— Available data —

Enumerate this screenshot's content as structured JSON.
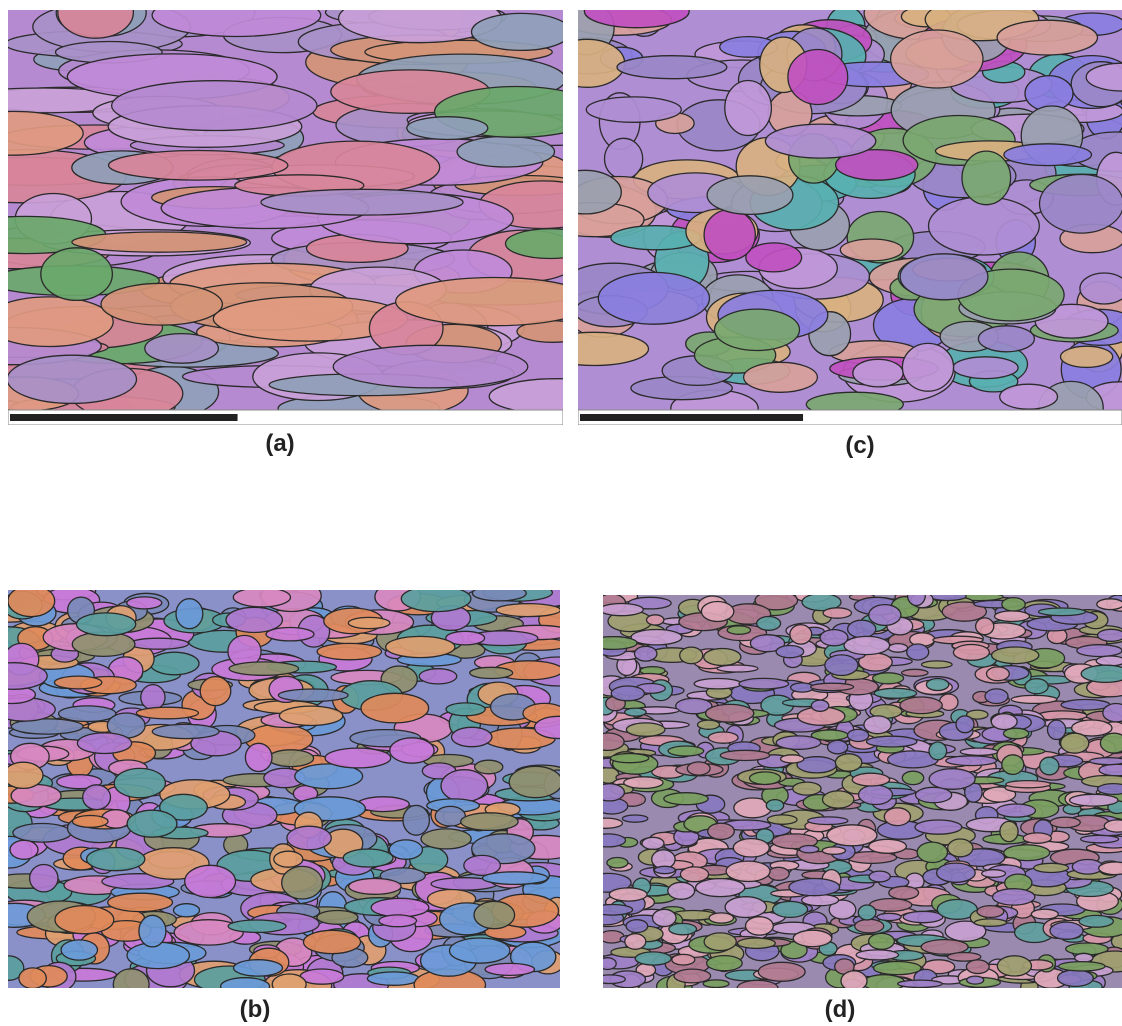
{
  "panels": [
    {
      "label": "(a)"
    },
    {
      "label": "(c)"
    },
    {
      "label": "(b)"
    },
    {
      "label": "(d)"
    }
  ]
}
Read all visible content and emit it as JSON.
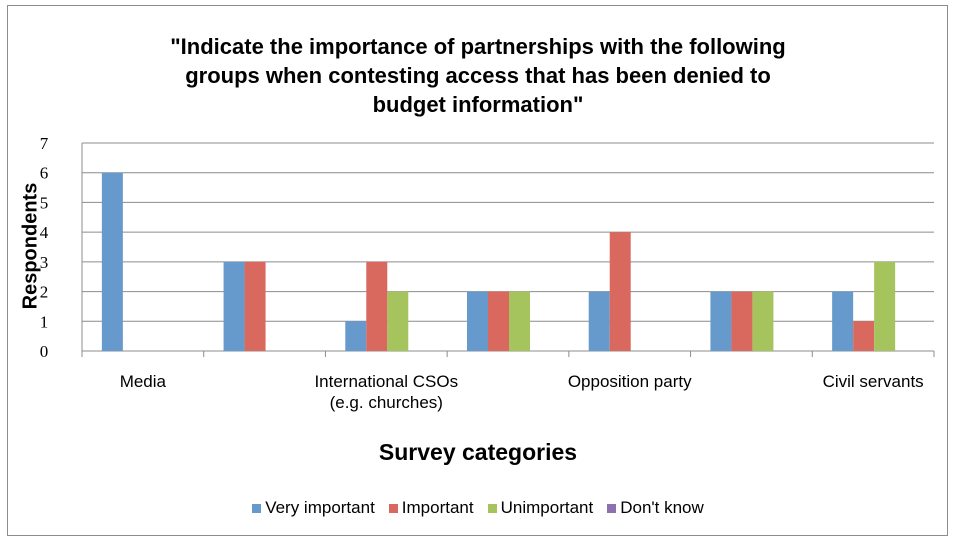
{
  "chart_data": {
    "type": "bar",
    "title_lines": [
      "\"Indicate the importance of partnerships with the following",
      "groups when contesting access that has been denied to",
      "budget information\""
    ],
    "xlabel": "Survey categories",
    "ylabel": "Respondents",
    "ylim": [
      0,
      7
    ],
    "yticks": [
      0,
      1,
      2,
      3,
      4,
      5,
      6,
      7
    ],
    "grid": true,
    "legend_position": "bottom",
    "categories": [
      "Media",
      "",
      "International CSOs (e.g. churches)",
      "",
      "Opposition party",
      "",
      "Civil servants"
    ],
    "category_label_lines": [
      [
        "Media"
      ],
      [],
      [
        "International CSOs",
        "(e.g. churches)"
      ],
      [],
      [
        "Opposition party"
      ],
      [],
      [
        "Civil servants"
      ]
    ],
    "series": [
      {
        "name": "Very important",
        "color": "#6699cc",
        "values": [
          6,
          3,
          1,
          2,
          2,
          2,
          2
        ]
      },
      {
        "name": "Important",
        "color": "#d9695f",
        "values": [
          0,
          3,
          3,
          2,
          4,
          2,
          1
        ]
      },
      {
        "name": "Unimportant",
        "color": "#a6c45e",
        "values": [
          0,
          0,
          2,
          2,
          0,
          2,
          3
        ]
      },
      {
        "name": "Don't know",
        "color": "#8e6fb0",
        "values": [
          0,
          0,
          0,
          0,
          0,
          0,
          0
        ]
      }
    ]
  }
}
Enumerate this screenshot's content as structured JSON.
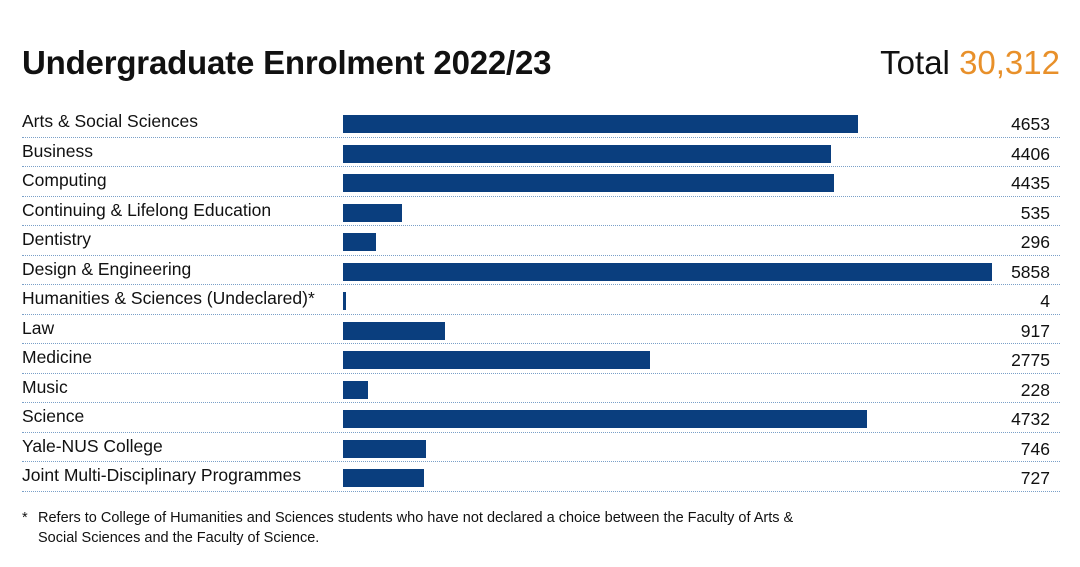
{
  "header": {
    "title": "Undergraduate Enrolment 2022/23",
    "total_label": "Total",
    "total_value": "30,312"
  },
  "colors": {
    "bar": "#0a3e7e",
    "accent": "#e8902a",
    "dots": "#7aa0c8"
  },
  "footnote": {
    "marker": "*",
    "text": "Refers to College of Humanities and Sciences students who have not declared a choice between the Faculty of Arts & Social Sciences and the Faculty of Science."
  },
  "chart_data": {
    "type": "bar",
    "orientation": "horizontal",
    "title": "Undergraduate Enrolment 2022/23",
    "xlabel": "",
    "ylabel": "",
    "grid": false,
    "categories": [
      "Arts & Social Sciences",
      "Business",
      "Computing",
      "Continuing & Lifelong Education",
      "Dentistry",
      "Design & Engineering",
      "Humanities & Sciences (Undeclared)*",
      "Law",
      "Medicine",
      "Music",
      "Science",
      "Yale-NUS College",
      "Joint Multi-Disciplinary Programmes"
    ],
    "values": [
      4653,
      4406,
      4435,
      535,
      296,
      5858,
      4,
      917,
      2775,
      228,
      4732,
      746,
      727
    ],
    "xlim": [
      0,
      5858
    ]
  }
}
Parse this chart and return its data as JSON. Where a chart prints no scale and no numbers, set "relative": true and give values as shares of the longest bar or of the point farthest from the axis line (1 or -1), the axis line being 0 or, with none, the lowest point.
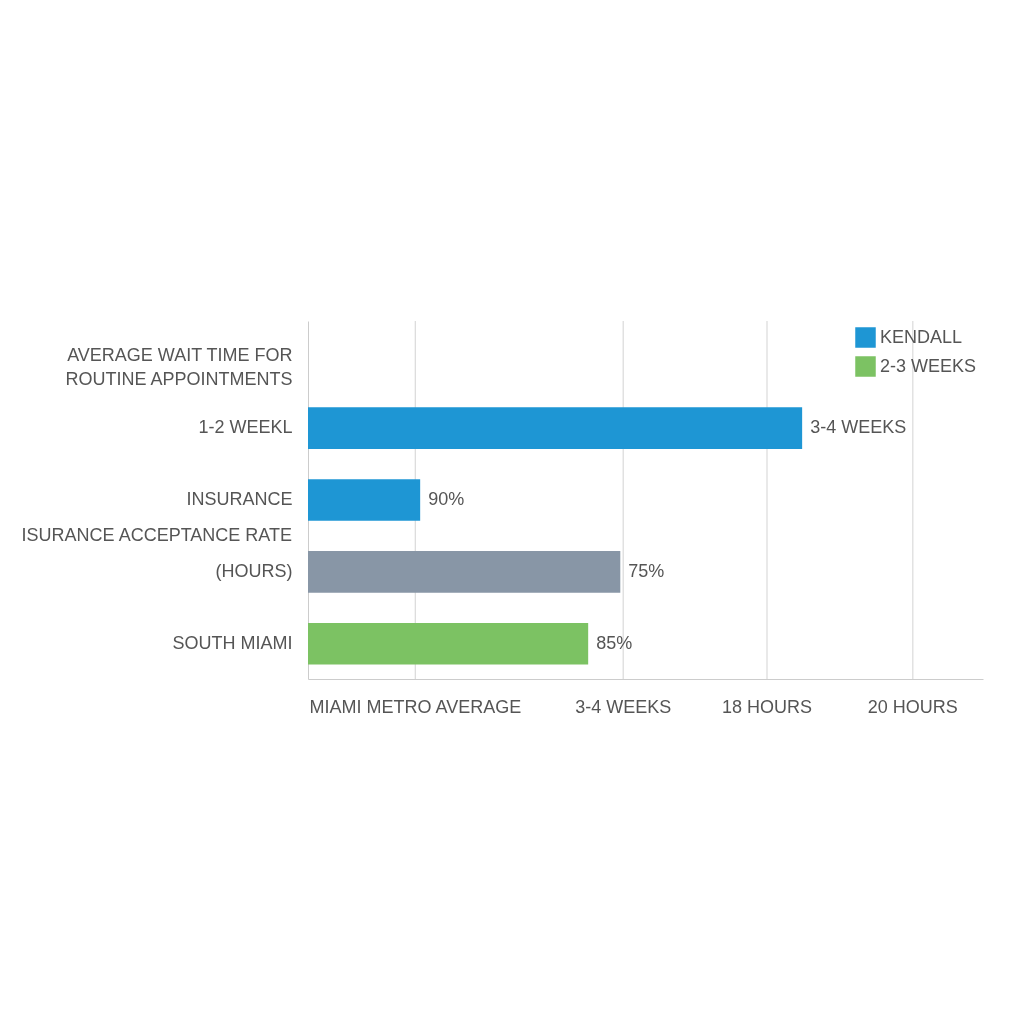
{
  "chart_data": {
    "type": "bar",
    "orientation": "horizontal",
    "relative": true,
    "categories": [
      "AVERAGE WAIT TIME FOR ROUTINE APPOINTMENTS",
      "1-2 WEEKL",
      "INSURANCE",
      "(HOURS)",
      "SOUTH MIAMI"
    ],
    "series": [
      {
        "name": "KENDALL",
        "color": "#1e96d4",
        "values": [
          null,
          1,
          0.227,
          null,
          null
        ]
      },
      {
        "name": "2-3 WEEKS",
        "color": "#7cc263",
        "values": [
          null,
          null,
          null,
          null,
          0.567
        ]
      },
      {
        "color": "#8896a6",
        "values": [
          null,
          null,
          null,
          0.632,
          null
        ]
      }
    ],
    "annotations": [
      "ISURANCE ACCEPTANCE RATE",
      {
        "text": "3-4 WEEKS",
        "x": 1,
        "y": "1-2 WEEKL"
      },
      {
        "text": "90%",
        "x": 0.227,
        "y": "INSURANCE"
      },
      {
        "text": "75%",
        "x": 0.632,
        "y": "(HOURS)"
      },
      {
        "text": "85%",
        "x": 0.567,
        "y": "SOUTH MIAMI"
      },
      "MIAMI METRO AVERAGE",
      "3-4 WEEKS",
      "18 HOURS",
      "20 HOURS"
    ],
    "grid": true,
    "legend": "top right"
  }
}
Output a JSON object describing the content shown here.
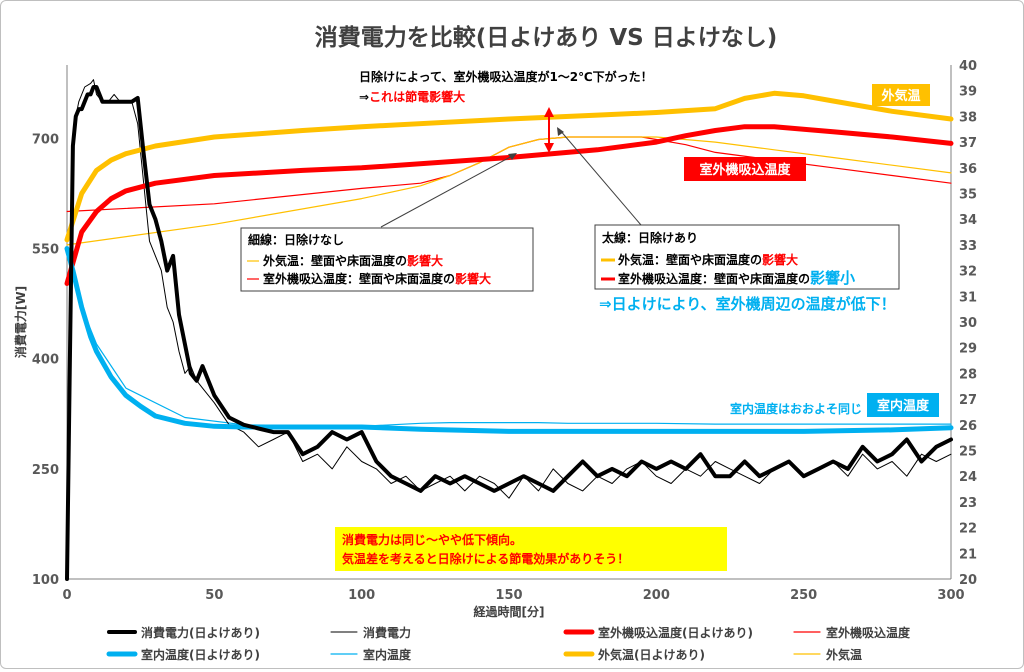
{
  "chart_data": {
    "type": "line",
    "title": "消費電力を比較(日よけあり VS 日よけなし)",
    "xlabel": "経過時間[分]",
    "ylabel": "消費電力[W]",
    "xlim": [
      0,
      300
    ],
    "xticks": [
      0,
      50,
      100,
      150,
      200,
      250,
      300
    ],
    "ylim_left": [
      100,
      800
    ],
    "yticks_left": [
      100,
      250,
      400,
      550,
      700
    ],
    "ylim_right": [
      20,
      40
    ],
    "yticks_right": [
      20,
      21,
      22,
      23,
      24,
      25,
      26,
      27,
      28,
      29,
      30,
      31,
      32,
      33,
      34,
      35,
      36,
      37,
      38,
      39,
      40
    ],
    "grid": false,
    "legend_position": "bottom",
    "series": [
      {
        "key": "power_with",
        "name": "消費電力(日よけあり)",
        "axis": "left",
        "color": "#000000",
        "width": 4,
        "x": [
          0,
          1,
          2,
          3,
          4,
          5,
          7,
          8,
          9,
          10,
          12,
          14,
          16,
          18,
          20,
          22,
          24,
          26,
          28,
          30,
          32,
          34,
          36,
          38,
          40,
          42,
          44,
          46,
          48,
          50,
          55,
          60,
          65,
          70,
          75,
          80,
          85,
          90,
          95,
          100,
          105,
          110,
          115,
          120,
          125,
          130,
          135,
          140,
          145,
          150,
          155,
          160,
          165,
          170,
          175,
          180,
          185,
          190,
          195,
          200,
          205,
          210,
          215,
          220,
          225,
          230,
          235,
          240,
          245,
          250,
          255,
          260,
          265,
          270,
          275,
          280,
          285,
          290,
          295,
          300
        ],
        "y": [
          100,
          400,
          690,
          730,
          740,
          740,
          760,
          760,
          770,
          770,
          750,
          750,
          750,
          750,
          750,
          750,
          755,
          680,
          610,
          590,
          560,
          520,
          540,
          460,
          420,
          380,
          370,
          390,
          370,
          350,
          320,
          310,
          305,
          300,
          300,
          270,
          280,
          300,
          290,
          300,
          260,
          240,
          230,
          220,
          240,
          230,
          240,
          230,
          220,
          230,
          240,
          230,
          220,
          240,
          260,
          240,
          250,
          240,
          260,
          250,
          260,
          250,
          270,
          240,
          240,
          260,
          240,
          250,
          260,
          240,
          250,
          260,
          250,
          280,
          260,
          270,
          290,
          260,
          280,
          290
        ]
      },
      {
        "key": "power_without",
        "name": "消費電力",
        "axis": "left",
        "color": "#000000",
        "width": 1,
        "x": [
          0,
          1,
          2,
          3,
          4,
          6,
          8,
          9,
          10,
          12,
          14,
          16,
          18,
          20,
          22,
          24,
          26,
          28,
          30,
          32,
          34,
          36,
          38,
          40,
          42,
          44,
          46,
          48,
          50,
          55,
          60,
          65,
          70,
          75,
          80,
          85,
          90,
          95,
          100,
          105,
          110,
          115,
          120,
          125,
          130,
          135,
          140,
          145,
          150,
          155,
          160,
          165,
          170,
          175,
          180,
          185,
          190,
          195,
          200,
          205,
          210,
          215,
          220,
          225,
          230,
          235,
          240,
          245,
          250,
          255,
          260,
          265,
          270,
          275,
          280,
          285,
          290,
          295,
          300
        ],
        "y": [
          100,
          420,
          680,
          730,
          750,
          770,
          775,
          780,
          760,
          750,
          750,
          760,
          750,
          750,
          750,
          720,
          640,
          560,
          540,
          520,
          470,
          450,
          410,
          380,
          390,
          370,
          360,
          350,
          340,
          310,
          300,
          280,
          290,
          300,
          260,
          270,
          250,
          280,
          260,
          250,
          230,
          240,
          220,
          230,
          240,
          220,
          240,
          230,
          210,
          240,
          220,
          250,
          230,
          220,
          240,
          230,
          250,
          260,
          240,
          230,
          250,
          240,
          260,
          250,
          240,
          230,
          250,
          260,
          240,
          250,
          260,
          240,
          270,
          250,
          260,
          240,
          270,
          260,
          270
        ]
      },
      {
        "key": "outdoor_unit_with",
        "name": "室外機吸込温度(日よけあり)",
        "axis": "right",
        "color": "#ff0000",
        "width": 5,
        "x": [
          0,
          5,
          10,
          15,
          20,
          30,
          50,
          80,
          100,
          150,
          180,
          200,
          210,
          220,
          230,
          240,
          260,
          280,
          300
        ],
        "y": [
          31.5,
          33.5,
          34.3,
          34.8,
          35.1,
          35.4,
          35.7,
          35.9,
          36.0,
          36.4,
          36.7,
          37.0,
          37.25,
          37.45,
          37.6,
          37.6,
          37.4,
          37.2,
          36.95
        ]
      },
      {
        "key": "outdoor_unit_without",
        "name": "室外機吸込温度",
        "axis": "right",
        "color": "#ff0000",
        "width": 1.2,
        "x": [
          0,
          50,
          100,
          120,
          130,
          140,
          150,
          160,
          170,
          180,
          195,
          200,
          210,
          220,
          240,
          260,
          280,
          300
        ],
        "y": [
          34.3,
          34.6,
          35.2,
          35.4,
          35.7,
          36.2,
          36.8,
          37.1,
          37.2,
          37.2,
          37.2,
          37.1,
          36.9,
          36.6,
          36.3,
          36.0,
          35.7,
          35.4
        ]
      },
      {
        "key": "indoor_with",
        "name": "室内温度(日よけあり)",
        "axis": "left",
        "color": "#00b0f0",
        "width": 5,
        "x": [
          0,
          2,
          5,
          8,
          10,
          15,
          20,
          25,
          30,
          40,
          50,
          60,
          70,
          80,
          100,
          120,
          150,
          180,
          200,
          220,
          250,
          280,
          300
        ],
        "y": [
          550,
          520,
          470,
          430,
          410,
          375,
          350,
          335,
          322,
          312,
          308,
          307,
          307,
          307,
          307,
          304,
          301,
          301,
          301,
          301,
          301,
          303,
          306
        ]
      },
      {
        "key": "indoor_without",
        "name": "室内温度",
        "axis": "left",
        "color": "#00b0f0",
        "width": 1.2,
        "x": [
          0,
          5,
          10,
          20,
          40,
          60,
          80,
          100,
          110,
          120,
          130,
          140,
          150,
          160,
          170,
          180,
          200,
          220,
          250,
          280,
          300
        ],
        "y": [
          550,
          470,
          420,
          360,
          320,
          310,
          309,
          308,
          310,
          312,
          313,
          313,
          313,
          313,
          312,
          312,
          312,
          311,
          311,
          311,
          311
        ]
      },
      {
        "key": "outdoor_with",
        "name": "外気温(日よけあり)",
        "axis": "right",
        "color": "#ffc000",
        "width": 5,
        "x": [
          0,
          5,
          10,
          15,
          20,
          30,
          50,
          80,
          100,
          150,
          180,
          200,
          220,
          230,
          240,
          250,
          260,
          280,
          300
        ],
        "y": [
          33.2,
          35.0,
          35.9,
          36.3,
          36.55,
          36.85,
          37.2,
          37.45,
          37.6,
          37.9,
          38.05,
          38.15,
          38.3,
          38.7,
          38.9,
          38.8,
          38.6,
          38.2,
          37.9
        ]
      },
      {
        "key": "outdoor_without",
        "name": "外気温",
        "axis": "right",
        "color": "#ffc000",
        "width": 1.2,
        "x": [
          0,
          50,
          100,
          120,
          130,
          140,
          150,
          160,
          170,
          180,
          200,
          220,
          240,
          260,
          280,
          300
        ],
        "y": [
          33.0,
          33.8,
          34.8,
          35.3,
          35.7,
          36.2,
          36.8,
          37.1,
          37.2,
          37.2,
          37.2,
          37.0,
          36.7,
          36.4,
          36.1,
          35.8
        ]
      }
    ],
    "annotations": {
      "top_line1": "日除けによって、室外機吸込温度が1～2℃下がった！",
      "top_line2_prefix": "⇒",
      "top_line2_red": "これは節電影響大",
      "thin_box_title": "細線：日除けなし",
      "thin_box_line1_a": "外気温：壁面や床面温度の",
      "thin_box_line1_b": "影響大",
      "thin_box_line2_a": "室外機吸込温度：壁面や床面温度の",
      "thin_box_line2_b": "影響大",
      "thick_box_title": "太線：日除けあり",
      "thick_box_line1_a": "外気温：壁面や床面温度の",
      "thick_box_line1_b": "影響大",
      "thick_box_line2_a": "室外機吸込温度：壁面や床面温度の",
      "thick_box_line2_b": "影響小",
      "blue_note": "⇒日よけにより、室外機周辺の温度が低下！",
      "indoor_note": "室内温度はおおよそ同じ",
      "label_outdoor": "外気温",
      "label_outdoor_unit": "室外機吸込温度",
      "label_indoor": "室内温度",
      "yellow_box_line1": "消費電力は同じ～やや低下傾向。",
      "yellow_box_line2": "気温差を考えると日除けによる節電効果がありそう！"
    },
    "colors": {
      "power": "#000000",
      "outdoor_unit": "#ff0000",
      "indoor": "#00b0f0",
      "outdoor": "#ffc000",
      "note_yellow": "#ffff00"
    }
  }
}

— Task prompt —
Copy every line in the listing above where the string "relative" turns up.

— Worked solution —
Parse this chart and return its data as JSON. Where a chart prints no scale and no numbers, set "relative": true and give values as shares of the longest bar or of the point farthest from the axis line (1 or -1), the axis line being 0 or, with none, the lowest point.
    "relative": true,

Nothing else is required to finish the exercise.